» Exercise
Check each line of the records for "Other"; collect those that have it.

==================================================

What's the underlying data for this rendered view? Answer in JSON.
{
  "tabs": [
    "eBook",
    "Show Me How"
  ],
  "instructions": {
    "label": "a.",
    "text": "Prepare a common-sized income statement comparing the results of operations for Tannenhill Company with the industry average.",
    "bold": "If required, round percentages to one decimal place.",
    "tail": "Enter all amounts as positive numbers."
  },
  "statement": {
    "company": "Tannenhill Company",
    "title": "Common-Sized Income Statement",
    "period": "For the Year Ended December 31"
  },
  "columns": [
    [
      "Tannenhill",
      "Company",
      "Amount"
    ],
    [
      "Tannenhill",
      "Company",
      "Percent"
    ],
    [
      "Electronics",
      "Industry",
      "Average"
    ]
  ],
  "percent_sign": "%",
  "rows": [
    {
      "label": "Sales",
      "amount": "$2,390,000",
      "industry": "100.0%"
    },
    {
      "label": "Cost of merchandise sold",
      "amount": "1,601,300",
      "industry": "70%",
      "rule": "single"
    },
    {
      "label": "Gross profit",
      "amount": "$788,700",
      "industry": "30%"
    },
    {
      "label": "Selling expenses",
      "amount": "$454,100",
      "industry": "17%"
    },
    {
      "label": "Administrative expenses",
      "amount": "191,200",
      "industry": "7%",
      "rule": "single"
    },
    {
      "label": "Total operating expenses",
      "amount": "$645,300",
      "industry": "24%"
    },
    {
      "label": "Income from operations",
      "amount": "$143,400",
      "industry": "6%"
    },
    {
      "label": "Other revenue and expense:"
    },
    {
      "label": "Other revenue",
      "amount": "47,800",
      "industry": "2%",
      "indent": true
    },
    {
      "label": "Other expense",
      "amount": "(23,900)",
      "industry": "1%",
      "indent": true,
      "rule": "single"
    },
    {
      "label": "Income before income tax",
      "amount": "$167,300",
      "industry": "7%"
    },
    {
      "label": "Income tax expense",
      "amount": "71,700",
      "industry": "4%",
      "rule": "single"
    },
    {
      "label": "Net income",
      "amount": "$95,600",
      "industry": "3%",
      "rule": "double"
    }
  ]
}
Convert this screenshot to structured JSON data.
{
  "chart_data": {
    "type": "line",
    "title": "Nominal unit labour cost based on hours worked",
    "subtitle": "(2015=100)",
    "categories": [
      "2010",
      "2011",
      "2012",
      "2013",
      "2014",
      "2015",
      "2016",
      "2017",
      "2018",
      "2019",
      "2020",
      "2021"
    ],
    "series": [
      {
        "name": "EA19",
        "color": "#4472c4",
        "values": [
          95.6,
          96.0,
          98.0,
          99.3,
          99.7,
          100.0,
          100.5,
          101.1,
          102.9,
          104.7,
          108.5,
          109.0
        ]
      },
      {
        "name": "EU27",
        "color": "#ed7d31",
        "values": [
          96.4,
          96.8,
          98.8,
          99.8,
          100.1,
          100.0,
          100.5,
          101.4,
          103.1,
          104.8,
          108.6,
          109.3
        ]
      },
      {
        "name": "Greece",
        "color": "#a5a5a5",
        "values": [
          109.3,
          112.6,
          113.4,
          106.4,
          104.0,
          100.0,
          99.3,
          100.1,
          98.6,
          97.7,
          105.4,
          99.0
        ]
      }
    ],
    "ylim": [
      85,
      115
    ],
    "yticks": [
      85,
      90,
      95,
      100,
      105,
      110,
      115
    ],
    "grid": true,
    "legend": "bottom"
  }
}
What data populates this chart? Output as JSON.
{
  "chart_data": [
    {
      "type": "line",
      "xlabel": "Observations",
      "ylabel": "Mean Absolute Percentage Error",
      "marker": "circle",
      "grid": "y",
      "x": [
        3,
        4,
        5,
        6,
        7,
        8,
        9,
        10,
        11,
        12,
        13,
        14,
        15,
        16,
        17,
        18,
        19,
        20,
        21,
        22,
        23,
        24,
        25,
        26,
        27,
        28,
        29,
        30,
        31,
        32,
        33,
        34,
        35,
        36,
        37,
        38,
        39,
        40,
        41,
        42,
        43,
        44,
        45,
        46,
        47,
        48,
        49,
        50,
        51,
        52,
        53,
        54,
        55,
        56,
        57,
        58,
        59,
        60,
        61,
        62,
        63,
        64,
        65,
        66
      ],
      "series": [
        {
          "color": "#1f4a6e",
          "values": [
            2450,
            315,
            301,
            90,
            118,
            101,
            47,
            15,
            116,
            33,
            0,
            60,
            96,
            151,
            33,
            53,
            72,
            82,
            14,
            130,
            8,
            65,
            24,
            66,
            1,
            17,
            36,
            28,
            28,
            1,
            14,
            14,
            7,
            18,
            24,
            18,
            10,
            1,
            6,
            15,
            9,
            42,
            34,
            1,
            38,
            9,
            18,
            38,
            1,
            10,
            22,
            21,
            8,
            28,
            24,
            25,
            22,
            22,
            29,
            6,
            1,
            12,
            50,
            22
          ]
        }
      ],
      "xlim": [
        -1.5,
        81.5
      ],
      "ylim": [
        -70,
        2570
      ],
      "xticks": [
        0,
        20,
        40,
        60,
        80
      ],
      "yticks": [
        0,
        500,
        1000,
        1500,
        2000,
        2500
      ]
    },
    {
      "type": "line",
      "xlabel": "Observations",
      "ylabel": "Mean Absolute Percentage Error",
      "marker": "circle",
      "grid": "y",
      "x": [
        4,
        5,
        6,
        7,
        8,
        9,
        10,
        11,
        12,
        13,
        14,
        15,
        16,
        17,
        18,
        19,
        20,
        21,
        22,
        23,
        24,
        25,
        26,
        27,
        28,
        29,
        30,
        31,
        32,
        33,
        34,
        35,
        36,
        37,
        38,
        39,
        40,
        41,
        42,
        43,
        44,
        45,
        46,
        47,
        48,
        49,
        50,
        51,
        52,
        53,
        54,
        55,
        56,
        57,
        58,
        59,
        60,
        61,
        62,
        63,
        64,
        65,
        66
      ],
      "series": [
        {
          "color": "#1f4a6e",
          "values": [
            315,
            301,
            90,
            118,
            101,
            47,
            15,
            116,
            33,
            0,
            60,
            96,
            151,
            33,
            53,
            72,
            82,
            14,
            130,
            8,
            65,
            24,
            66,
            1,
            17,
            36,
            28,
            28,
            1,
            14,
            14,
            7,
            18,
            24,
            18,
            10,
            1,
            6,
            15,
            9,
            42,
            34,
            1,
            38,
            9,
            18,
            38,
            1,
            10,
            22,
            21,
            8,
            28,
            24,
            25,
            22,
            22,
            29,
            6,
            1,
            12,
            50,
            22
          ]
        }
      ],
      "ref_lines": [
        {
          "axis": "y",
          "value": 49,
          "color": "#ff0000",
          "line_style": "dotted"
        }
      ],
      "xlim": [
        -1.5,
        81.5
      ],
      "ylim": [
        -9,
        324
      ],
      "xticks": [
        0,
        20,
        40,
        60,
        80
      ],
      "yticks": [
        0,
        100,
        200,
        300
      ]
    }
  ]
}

==================================================

» Solution to this exercise
      "label": "Other revenue and expense:"
      "label": "Other revenue",
      "label": "Other expense",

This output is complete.